▶ _Work order_: Pull every line that includes the word "seems" out of the data below and copy it.

▶ _Material provided_:
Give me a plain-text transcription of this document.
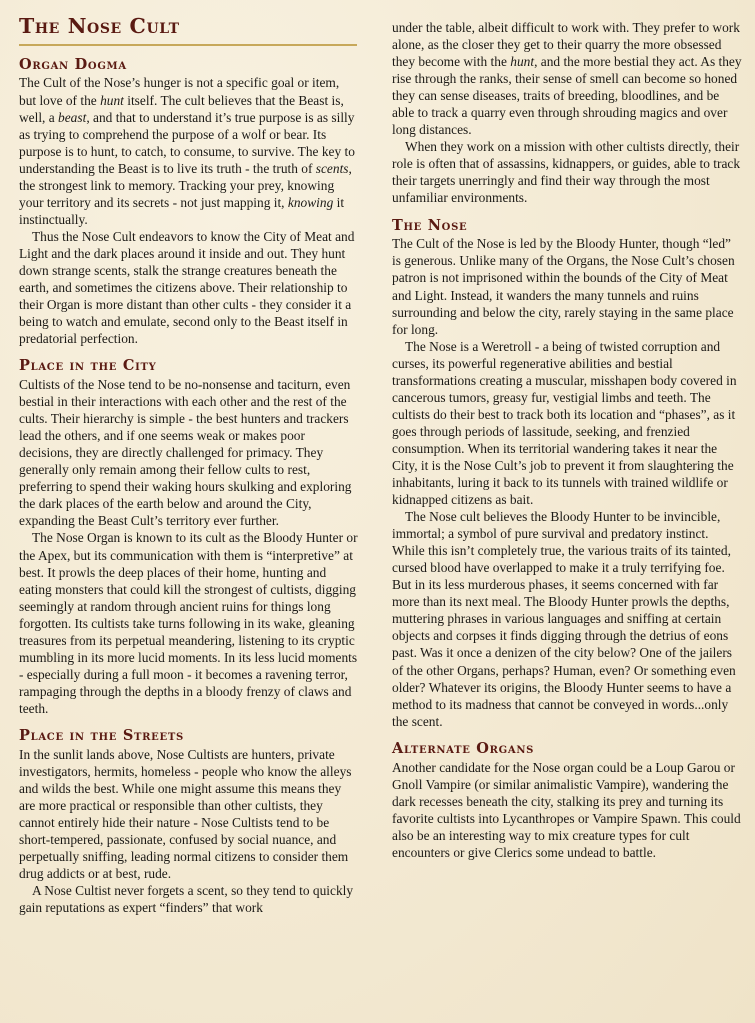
The Nose Cult
Organ Dogma

The Cult of the Nose’s hunger is not a specific goal or item, but love of the hunt itself. The cult believes that the Beast is, well, a beast, and that to understand it’s true purpose is as silly as trying to comprehend the purpose of a wolf or bear. Its purpose is to hunt, to catch, to consume, to survive. The key to understanding the Beast is to live its truth - the truth of scents, the strongest link to memory. Tracking your prey, knowing your territory and its secrets - not just mapping it, knowing it instinctually.

Thus the Nose Cult endeavors to know the City of Meat and Light and the dark places around it inside and out. They hunt down strange scents, stalk the strange creatures beneath the earth, and sometimes the citizens above. Their relationship to their Organ is more distant than other cults - they consider it a being to watch and emulate, second only to the Beast itself in predatorial perfection.

Place in the City

Cultists of the Nose tend to be no-nonsense and taciturn, even bestial in their interactions with each other and the rest of the cults. Their hierarchy is simple - the best hunters and trackers lead the others, and if one seems weak or makes poor decisions, they are directly challenged for primacy. They generally only remain among their fellow cults to rest, preferring to spend their waking hours skulking and exploring the dark places of the earth below and around the City, expanding the Beast Cult’s territory ever further.

The Nose Organ is known to its cult as the Bloody Hunter or the Apex, but its communication with them is “interpretive” at best. It prowls the deep places of their home, hunting and eating monsters that could kill the strongest of cultists, digging seemingly at random through ancient ruins for things long forgotten. Its cultists take turns following in its wake, gleaning treasures from its perpetual meandering, listening to its cryptic mumbling in its more lucid moments. In its less lucid moments - especially during a full moon - it becomes a ravening terror, rampaging through the depths in a bloody frenzy of claws and teeth.

Place in the Streets

In the sunlit lands above, Nose Cultists are hunters, private investigators, hermits, homeless - people who know the alleys and wilds the best. While one might assume this means they are more practical or responsible than other cultists, they cannot entirely hide their nature - Nose Cultists tend to be short-tempered, passionate, confused by social nuance, and perpetually sniffing, leading normal citizens to consider them drug addicts or at best, rude.

A Nose Cultist never forgets a scent, so they tend to quickly gain reputations as expert “finders” that work

under the table, albeit difficult to work with. They prefer to work alone, as the closer they get to their quarry the more obsessed they become with the hunt, and the more bestial they act. As they rise through the ranks, their sense of smell can become so honed they can sense diseases, traits of breeding, bloodlines, and be able to track a quarry even through shrouding magics and over long distances.

When they work on a mission with other cultists directly, their role is often that of assassins, kidnappers, or guides, able to track their targets unerringly and find their way through the most unfamiliar environments.

The Nose

The Cult of the Nose is led by the Bloody Hunter, though “led” is generous. Unlike many of the Organs, the Nose Cult’s chosen patron is not imprisoned within the bounds of the City of Meat and Light. Instead, it wanders the many tunnels and ruins surrounding and below the city, rarely staying in the same place for long.

The Nose is a Weretroll - a being of twisted corruption and curses, its powerful regenerative abilities and bestial transformations creating a muscular, misshapen body covered in cancerous tumors, greasy fur, vestigial limbs and teeth. The cultists do their best to track both its location and “phases”, as it goes through periods of lassitude, seeking, and frenzied consumption. When its territorial wandering takes it near the City, it is the Nose Cult’s job to prevent it from slaughtering the inhabitants, luring it back to its tunnels with trained wildlife or kidnapped citizens as bait.

The Nose cult believes the Bloody Hunter to be invincible, immortal; a symbol of pure survival and predatory instinct. While this isn’t completely true, the various traits of its tainted, cursed blood have overlapped to make it a truly terrifying foe. But in its less murderous phases, it seems concerned with far more than its next meal. The Bloody Hunter prowls the depths, muttering phrases in various languages and sniffing at certain objects and corpses it finds digging through the detrius of eons past. Was it once a denizen of the city below? One of the jailers of the other Organs, perhaps? Human, even? Or something even older? Whatever its origins, the Bloody Hunter seems to have a method to its madness that cannot be conveyed in words...only the scent.

Alternate Organs

Another candidate for the Nose organ could be a Loup Garou or Gnoll Vampire (or similar animalistic Vampire), wandering the dark recesses beneath the city, stalking its prey and turning its favorite cultists into Lycanthropes or Vampire Spawn. This could also be an interesting way to mix creature types for cult encounters or give Clerics some undead to battle.
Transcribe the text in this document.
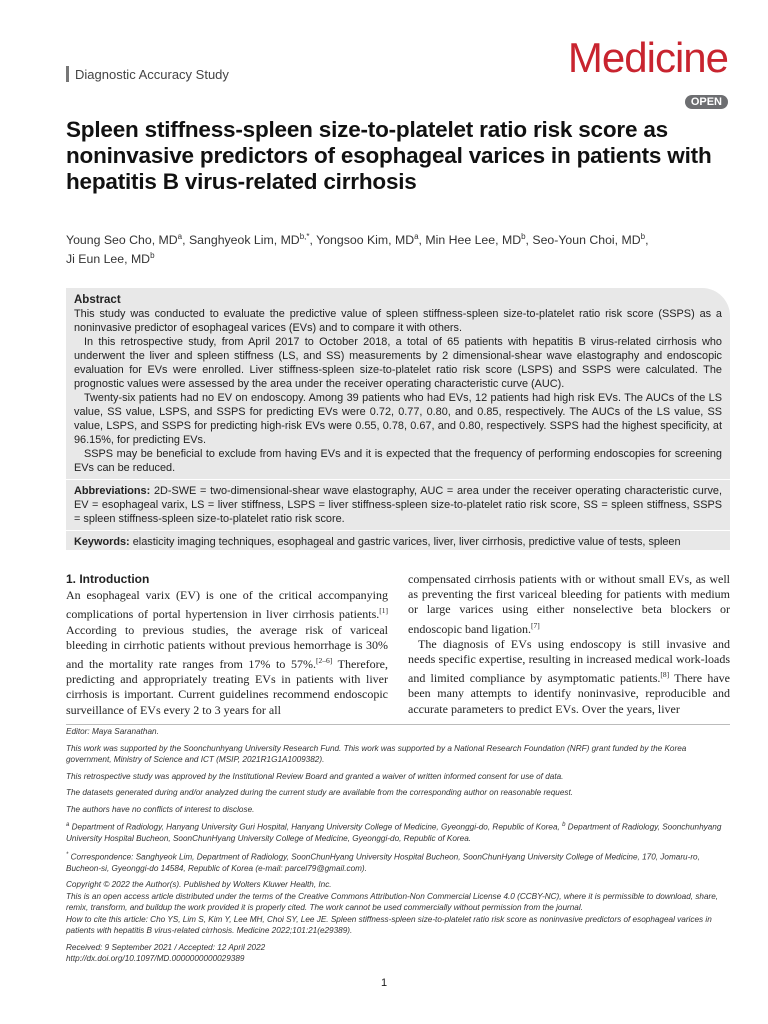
Diagnostic Accuracy Study	Medicine
OPEN
Spleen stiffness-spleen size-to-platelet ratio risk score as noninvasive predictors of esophageal varices in patients with hepatitis B virus-related cirrhosis
Young Seo Cho, $MD^a$, Sanghyeok Lim, $MD^{b,*}$, Yongsoo Kim, $MD^a$, Min Hee Lee, $MD^b$, Seo-Youn Choi, $MD^b$,
Ji Eun Lee, $MD^b$
Abstract

This study was conducted to evaluate the predictive value of spleen stiffness-spleen size-to-platelet ratio risk score (SSPS) as a noninvasive predictor of esophageal varices (EVs) and to compare it with others.

In this retrospective study, from April 2017 to October 2018, a total of 65 patients with hepatitis B virus-related cirrhosis who underwent the liver and spleen stiffness (LS, and SS) measurements by 2 dimensional-shear wave elastography and endoscopic evaluation for EVs were enrolled. Liver stiffness-spleen size-to-platelet ratio risk score (LSPS) and SSPS were calculated. The prognostic values were assessed by the area under the receiver operating characteristic curve (AUC).

Twenty-six patients had no EV on endoscopy. Among 39 patients who had EVs, 12 patients had high risk EVs. The AUCs of the LS value, SS value, LSPS, and SSPS for predicting EVs were 0.72, 0.77, 0.80, and 0.85, respectively. The AUCs of the LS value, SS value, LSPS, and SSPS for predicting high-risk EVs were 0.55, 0.78, 0.67, and 0.80, respectively. SSPS had the highest specificity, at 96.15%, for predicting EVs.

SSPS may be beneficial to exclude from having EVs and it is expected that the frequency of performing endoscopies for screening EVs can be reduced.

Abbreviations: 2D-SWE = two-dimensional-shear wave elastography, AUC = area under the receiver operating characteristic curve, EV = esophageal varix, LS = liver stiffness, LSPS = liver stiffness-spleen size-to-platelet ratio risk score, SS = spleen stiffness, SSPS = spleen stiffness-spleen size-to-platelet ratio risk score.

Keywords: elasticity imaging techniques, esophageal and gastric varices, liver, liver cirrhosis, predictive value of tests, spleen

1. Introduction

An esophageal varix (EV) is one of the critical accompanying complications of portal hypertension in liver cirrhosis patients.[1] According to previous studies, the average risk of variceal bleeding in cirrhotic patients without previous hemorrhage is 30% and the mortality rate ranges from 17% to 57%.[2–6] Therefore, predicting and appropriately treating EVs in patients with liver cirrhosis is important. Current guidelines recommend endoscopic surveillance of EVs every 2 to 3 years for all

compensated cirrhosis patients with or without small EVs, as well as preventing the first variceal bleeding for patients with medium or large varices using either nonselective beta blockers or endoscopic band ligation.[7]

The diagnosis of EVs using endoscopy is still invasive and needs specific expertise, resulting in increased medical work-loads and limited compliance by asymptomatic patients.[8] There have been many attempts to identify noninvasive, reproducible and accurate parameters to predict EVs. Over the years, liver

Editor: Maya Saranathan.

This work was supported by the Soonchunhyang University Research Fund. This work was supported by a National Research Foundation (NRF) grant funded by the Korea government, Ministry of Science and ICT (MSIP, 2021R1G1A1009382).

This retrospective study was approved by the Institutional Review Board and granted a waiver of written informed consent for use of data.

The datasets generated during and/or analyzed during the current study are available from the corresponding author on reasonable request.

The authors have no conflicts of interest to disclose.

$^a$ Department of Radiology, Hanyang University Guri Hospital, Hanyang University College of Medicine, Gyeonggi-do, Republic of Korea, $^b$ Department of Radiology, Soonchunhyang University Hospital Bucheon, SoonChunHyang University College of Medicine, Gyeonggi-do, Republic of Korea.

* Correspondence: Sanghyeok Lim, Department of Radiology, SoonChunHyang University Hospital Bucheon, SoonChunHyang University College of Medicine, 170, Jomaru-ro, Bucheon-si, Gyeonggi-do 14584, Republic of Korea (e-mail: parcel79@gmail.com).

Copyright © 2022 the Author(s). Published by Wolters Kluwer Health, Inc.

This is an open access article distributed under the terms of the Creative Commons Attribution-Non Commercial License 4.0 (CCBY-NC), where it is permissible to download, share, remix, transform, and buildup the work provided it is properly cited. The work cannot be used commercially without permission from the journal.

How to cite this article: Cho YS, Lim S, Kim Y, Lee MH, Choi SY, Lee JE. Spleen stiffness-spleen size-to-platelet ratio risk score as noninvasive predictors of esophageal varices in patients with hepatitis B virus-related cirrhosis. Medicine 2022;101:21(e29389).

Received: 9 September 2021 / Accepted: 12 April 2022

http://dx.doi.org/10.1097/MD.0000000000029389

1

▶ _Finished task_:
Cultists of the Nose tend to be no-nonsense and taciturn, even bestial in their interactions with each other and the rest of the cults. Their hierarchy is simple - the best hunters and trackers lead the others, and if one seems weak or makes poor decisions, they are directly challenged for primacy. They generally only remain among their fellow cults to rest, preferring to spend their waking hours skulking and exploring the dark places of the earth below and around the City, expanding the Beast Cult’s territory ever further.
The Nose cult believes the Bloody Hunter to be invincible, immortal; a symbol of pure survival and predatory instinct. While this isn’t completely true, the various traits of its tainted, cursed blood have overlapped to make it a truly terrifying foe. But in its less murderous phases, it seems concerned with far more than its next meal. The Bloody Hunter prowls the depths, muttering phrases in various languages and sniffing at certain objects and corpses it finds digging through the detrius of eons past. Was it once a denizen of the city below? One of the jailers of the other Organs, perhaps? Human, even? Or something even older? Whatever its origins, the Bloody Hunter seems to have a method to its madness that cannot be conveyed in words...only the scent.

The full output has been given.